** WHAT TO DO **
For the data below, report only the number of lines containing the string "JSON".

Dataset listings of figures:

[BEGIN]

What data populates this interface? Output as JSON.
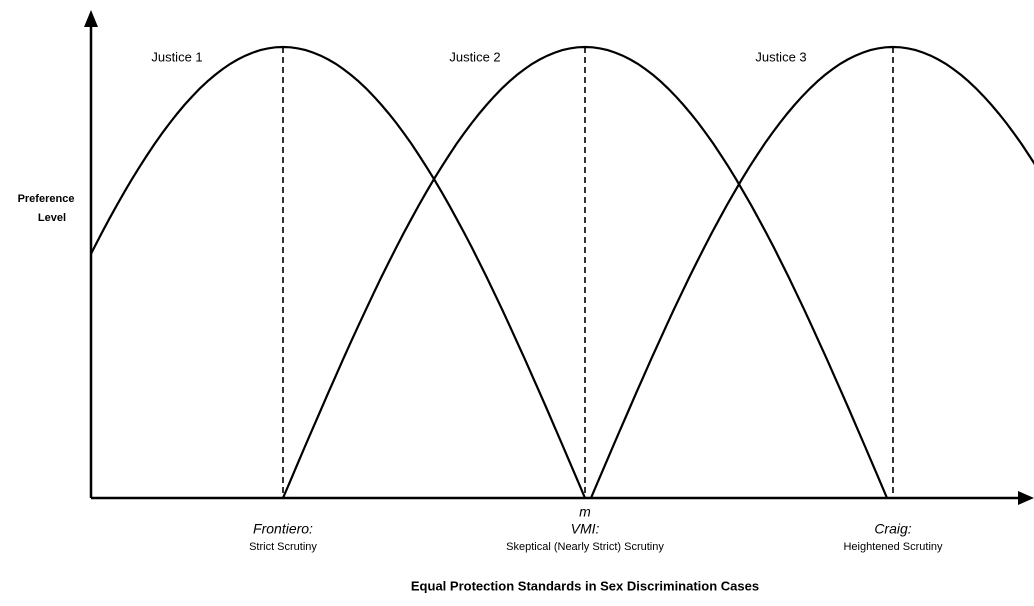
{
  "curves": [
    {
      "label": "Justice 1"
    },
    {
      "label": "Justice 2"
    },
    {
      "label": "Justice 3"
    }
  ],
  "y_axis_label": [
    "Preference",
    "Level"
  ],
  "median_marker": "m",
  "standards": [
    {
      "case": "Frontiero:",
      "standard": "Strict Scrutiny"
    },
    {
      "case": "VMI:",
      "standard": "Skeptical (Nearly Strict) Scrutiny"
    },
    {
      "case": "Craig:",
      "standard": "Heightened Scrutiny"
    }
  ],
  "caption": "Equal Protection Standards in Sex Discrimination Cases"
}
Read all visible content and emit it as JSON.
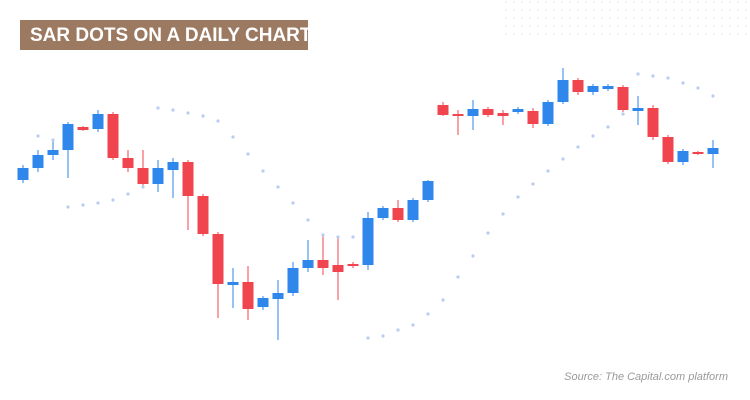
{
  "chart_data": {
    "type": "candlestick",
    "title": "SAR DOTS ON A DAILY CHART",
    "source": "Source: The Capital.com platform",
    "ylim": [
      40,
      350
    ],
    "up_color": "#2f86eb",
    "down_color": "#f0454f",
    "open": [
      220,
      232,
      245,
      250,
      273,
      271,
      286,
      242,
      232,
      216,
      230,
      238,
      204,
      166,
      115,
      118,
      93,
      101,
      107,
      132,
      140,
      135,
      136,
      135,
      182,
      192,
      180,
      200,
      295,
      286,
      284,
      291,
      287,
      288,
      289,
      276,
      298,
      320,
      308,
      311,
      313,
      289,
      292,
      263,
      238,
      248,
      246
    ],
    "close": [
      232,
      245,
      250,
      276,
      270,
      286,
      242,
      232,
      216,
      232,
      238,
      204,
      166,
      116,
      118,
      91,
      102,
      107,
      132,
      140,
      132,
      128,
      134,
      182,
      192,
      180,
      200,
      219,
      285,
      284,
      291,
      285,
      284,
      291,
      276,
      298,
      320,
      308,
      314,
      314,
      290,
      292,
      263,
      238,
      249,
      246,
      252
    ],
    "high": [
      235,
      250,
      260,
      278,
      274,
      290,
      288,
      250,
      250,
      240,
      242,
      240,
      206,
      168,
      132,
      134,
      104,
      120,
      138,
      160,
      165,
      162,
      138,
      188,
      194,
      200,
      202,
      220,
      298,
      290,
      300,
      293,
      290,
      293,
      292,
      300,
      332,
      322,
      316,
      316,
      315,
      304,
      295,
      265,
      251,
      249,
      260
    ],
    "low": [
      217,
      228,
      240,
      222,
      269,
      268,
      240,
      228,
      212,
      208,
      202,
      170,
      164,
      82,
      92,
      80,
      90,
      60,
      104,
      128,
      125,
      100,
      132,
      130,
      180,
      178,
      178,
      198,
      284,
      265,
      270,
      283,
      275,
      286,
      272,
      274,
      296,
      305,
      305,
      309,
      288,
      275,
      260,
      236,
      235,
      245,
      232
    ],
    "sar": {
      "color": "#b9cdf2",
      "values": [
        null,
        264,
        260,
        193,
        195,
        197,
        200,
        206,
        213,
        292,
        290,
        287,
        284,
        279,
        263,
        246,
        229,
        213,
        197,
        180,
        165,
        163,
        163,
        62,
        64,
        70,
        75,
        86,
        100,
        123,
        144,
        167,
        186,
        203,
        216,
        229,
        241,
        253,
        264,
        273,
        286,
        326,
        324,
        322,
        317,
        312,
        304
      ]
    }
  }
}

[END]
[BEGIN]

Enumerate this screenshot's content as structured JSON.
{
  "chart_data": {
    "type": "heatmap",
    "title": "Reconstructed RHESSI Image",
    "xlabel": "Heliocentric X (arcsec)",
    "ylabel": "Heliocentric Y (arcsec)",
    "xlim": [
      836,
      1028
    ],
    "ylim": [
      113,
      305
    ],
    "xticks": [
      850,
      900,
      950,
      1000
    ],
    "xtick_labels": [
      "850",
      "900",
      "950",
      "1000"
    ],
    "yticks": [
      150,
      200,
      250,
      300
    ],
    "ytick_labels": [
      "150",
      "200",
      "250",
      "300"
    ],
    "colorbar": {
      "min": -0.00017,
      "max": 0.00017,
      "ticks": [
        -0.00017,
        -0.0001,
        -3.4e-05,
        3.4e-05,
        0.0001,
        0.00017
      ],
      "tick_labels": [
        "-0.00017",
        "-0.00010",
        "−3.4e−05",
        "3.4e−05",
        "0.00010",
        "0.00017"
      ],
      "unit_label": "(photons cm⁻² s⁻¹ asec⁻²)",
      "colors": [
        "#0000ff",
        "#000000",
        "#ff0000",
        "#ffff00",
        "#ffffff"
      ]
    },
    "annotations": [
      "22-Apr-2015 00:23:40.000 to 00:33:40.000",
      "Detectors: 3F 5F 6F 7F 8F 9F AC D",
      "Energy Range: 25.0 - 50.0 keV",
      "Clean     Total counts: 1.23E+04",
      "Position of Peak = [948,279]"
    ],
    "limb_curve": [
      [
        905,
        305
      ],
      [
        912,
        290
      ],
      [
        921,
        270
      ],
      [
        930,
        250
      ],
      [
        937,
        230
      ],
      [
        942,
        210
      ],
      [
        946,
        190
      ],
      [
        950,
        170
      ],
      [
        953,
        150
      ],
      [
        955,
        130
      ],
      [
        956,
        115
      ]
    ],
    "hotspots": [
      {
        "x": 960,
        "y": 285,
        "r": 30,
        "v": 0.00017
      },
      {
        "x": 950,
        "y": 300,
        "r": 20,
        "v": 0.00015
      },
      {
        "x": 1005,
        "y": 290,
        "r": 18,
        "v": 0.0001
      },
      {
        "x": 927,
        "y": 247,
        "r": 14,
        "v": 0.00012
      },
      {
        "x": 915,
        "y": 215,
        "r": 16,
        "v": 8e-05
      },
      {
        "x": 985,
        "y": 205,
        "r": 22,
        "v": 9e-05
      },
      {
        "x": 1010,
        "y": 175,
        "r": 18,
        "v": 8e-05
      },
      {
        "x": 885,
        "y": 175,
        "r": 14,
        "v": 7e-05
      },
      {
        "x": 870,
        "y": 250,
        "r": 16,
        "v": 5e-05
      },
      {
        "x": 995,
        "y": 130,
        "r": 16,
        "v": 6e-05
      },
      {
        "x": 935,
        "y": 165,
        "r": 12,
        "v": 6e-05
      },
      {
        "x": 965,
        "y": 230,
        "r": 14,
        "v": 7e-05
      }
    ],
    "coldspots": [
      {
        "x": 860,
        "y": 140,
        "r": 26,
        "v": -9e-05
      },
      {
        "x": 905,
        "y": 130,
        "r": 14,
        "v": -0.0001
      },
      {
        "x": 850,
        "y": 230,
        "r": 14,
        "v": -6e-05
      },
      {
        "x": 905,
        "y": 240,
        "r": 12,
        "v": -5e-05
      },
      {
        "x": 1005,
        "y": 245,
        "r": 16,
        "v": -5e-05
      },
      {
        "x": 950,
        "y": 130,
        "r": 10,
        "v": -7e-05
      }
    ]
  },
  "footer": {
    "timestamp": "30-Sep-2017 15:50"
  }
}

[END]

** REPLY TO THE EXERCISE **
3